▶ **Aim**
Lines that contain the string "Hotels" are to be copied; leave out all others.

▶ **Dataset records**

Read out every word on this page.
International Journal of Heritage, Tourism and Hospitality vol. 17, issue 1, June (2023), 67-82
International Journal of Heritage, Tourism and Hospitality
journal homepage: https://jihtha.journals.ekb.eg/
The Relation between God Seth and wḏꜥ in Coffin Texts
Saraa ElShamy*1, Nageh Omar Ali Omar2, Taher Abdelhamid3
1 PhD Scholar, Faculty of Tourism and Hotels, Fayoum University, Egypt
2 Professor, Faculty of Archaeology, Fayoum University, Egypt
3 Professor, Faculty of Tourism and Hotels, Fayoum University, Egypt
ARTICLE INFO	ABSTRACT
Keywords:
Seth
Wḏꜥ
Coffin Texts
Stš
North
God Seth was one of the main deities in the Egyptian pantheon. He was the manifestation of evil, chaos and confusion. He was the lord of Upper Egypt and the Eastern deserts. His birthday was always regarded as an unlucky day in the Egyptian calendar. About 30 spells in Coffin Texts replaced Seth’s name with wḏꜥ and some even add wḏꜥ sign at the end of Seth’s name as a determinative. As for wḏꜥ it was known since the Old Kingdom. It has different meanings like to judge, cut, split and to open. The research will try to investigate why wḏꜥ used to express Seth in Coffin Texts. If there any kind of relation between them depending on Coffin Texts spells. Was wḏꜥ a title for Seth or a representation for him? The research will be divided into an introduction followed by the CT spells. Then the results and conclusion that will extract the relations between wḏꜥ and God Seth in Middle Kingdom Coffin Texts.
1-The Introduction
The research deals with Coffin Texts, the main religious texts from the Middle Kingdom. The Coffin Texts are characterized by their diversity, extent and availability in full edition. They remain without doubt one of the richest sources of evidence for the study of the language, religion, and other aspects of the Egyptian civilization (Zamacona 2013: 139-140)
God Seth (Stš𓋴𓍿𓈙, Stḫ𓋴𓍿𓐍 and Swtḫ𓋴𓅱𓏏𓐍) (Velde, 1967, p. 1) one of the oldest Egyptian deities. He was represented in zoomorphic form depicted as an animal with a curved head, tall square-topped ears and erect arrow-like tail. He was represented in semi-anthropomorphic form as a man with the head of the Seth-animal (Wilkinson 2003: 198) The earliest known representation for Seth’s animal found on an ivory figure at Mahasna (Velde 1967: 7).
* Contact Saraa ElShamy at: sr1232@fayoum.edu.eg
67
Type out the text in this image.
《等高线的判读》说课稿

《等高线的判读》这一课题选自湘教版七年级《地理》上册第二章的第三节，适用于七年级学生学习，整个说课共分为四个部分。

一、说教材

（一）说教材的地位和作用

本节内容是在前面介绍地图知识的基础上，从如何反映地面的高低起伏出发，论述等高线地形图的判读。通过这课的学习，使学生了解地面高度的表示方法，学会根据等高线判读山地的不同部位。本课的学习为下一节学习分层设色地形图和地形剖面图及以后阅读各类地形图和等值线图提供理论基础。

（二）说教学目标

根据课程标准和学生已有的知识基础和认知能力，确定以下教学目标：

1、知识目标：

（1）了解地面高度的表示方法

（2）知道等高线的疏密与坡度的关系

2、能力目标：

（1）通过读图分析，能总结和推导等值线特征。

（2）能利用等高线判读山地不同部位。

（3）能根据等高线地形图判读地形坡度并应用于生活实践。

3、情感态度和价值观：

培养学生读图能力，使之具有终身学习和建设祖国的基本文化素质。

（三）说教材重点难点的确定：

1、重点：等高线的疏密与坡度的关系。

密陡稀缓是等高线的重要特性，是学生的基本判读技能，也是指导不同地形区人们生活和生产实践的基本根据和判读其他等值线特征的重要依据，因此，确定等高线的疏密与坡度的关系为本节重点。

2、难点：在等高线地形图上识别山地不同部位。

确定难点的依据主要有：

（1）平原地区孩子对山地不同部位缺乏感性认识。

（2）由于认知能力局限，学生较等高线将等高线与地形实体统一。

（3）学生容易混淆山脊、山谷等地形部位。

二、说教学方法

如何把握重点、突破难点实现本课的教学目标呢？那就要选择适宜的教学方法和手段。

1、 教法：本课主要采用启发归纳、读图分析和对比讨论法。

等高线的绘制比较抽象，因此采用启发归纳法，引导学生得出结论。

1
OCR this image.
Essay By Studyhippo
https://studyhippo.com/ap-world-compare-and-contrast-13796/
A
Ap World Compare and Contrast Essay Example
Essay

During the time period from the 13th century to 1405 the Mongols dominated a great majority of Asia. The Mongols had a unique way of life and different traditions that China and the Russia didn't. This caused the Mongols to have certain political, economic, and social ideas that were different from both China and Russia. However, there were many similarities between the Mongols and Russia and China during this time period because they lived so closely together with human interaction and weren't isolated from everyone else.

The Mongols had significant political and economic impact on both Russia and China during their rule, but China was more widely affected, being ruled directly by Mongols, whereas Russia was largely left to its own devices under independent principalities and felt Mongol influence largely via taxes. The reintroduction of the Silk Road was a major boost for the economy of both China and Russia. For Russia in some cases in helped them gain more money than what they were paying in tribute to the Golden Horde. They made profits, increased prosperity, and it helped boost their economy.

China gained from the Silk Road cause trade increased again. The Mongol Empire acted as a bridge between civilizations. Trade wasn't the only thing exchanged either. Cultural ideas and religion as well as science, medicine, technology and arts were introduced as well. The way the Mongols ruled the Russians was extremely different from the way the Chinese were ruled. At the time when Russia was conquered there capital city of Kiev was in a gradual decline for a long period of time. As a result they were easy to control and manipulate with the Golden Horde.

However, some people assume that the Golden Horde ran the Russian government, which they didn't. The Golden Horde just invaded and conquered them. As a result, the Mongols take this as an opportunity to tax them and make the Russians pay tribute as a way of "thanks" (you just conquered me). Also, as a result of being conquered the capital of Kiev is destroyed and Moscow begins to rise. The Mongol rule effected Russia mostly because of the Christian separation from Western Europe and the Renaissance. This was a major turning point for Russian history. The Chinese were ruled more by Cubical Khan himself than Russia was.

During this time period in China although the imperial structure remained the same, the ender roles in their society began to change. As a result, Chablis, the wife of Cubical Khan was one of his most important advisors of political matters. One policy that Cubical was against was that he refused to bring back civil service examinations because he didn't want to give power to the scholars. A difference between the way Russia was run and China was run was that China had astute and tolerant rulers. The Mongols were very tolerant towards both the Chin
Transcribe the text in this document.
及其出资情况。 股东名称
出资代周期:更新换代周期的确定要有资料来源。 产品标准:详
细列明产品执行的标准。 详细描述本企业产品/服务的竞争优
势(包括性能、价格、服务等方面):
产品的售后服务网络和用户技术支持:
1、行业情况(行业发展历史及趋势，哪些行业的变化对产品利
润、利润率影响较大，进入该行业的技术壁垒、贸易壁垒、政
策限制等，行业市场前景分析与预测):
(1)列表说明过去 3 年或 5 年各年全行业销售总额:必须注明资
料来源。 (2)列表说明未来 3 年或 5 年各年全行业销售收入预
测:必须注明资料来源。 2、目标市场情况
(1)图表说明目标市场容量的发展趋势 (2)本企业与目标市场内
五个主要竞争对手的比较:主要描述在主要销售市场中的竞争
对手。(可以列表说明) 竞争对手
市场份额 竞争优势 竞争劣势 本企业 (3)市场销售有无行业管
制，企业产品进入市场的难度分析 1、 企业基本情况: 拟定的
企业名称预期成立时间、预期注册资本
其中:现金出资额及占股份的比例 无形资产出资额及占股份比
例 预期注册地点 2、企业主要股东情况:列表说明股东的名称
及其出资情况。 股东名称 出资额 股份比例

▶ **Exercise result**
1 PhD Scholar, Faculty of Tourism and Hotels, Fayoum University, Egypt
3 Professor, Faculty of Tourism and Hotels, Fayoum University, Egypt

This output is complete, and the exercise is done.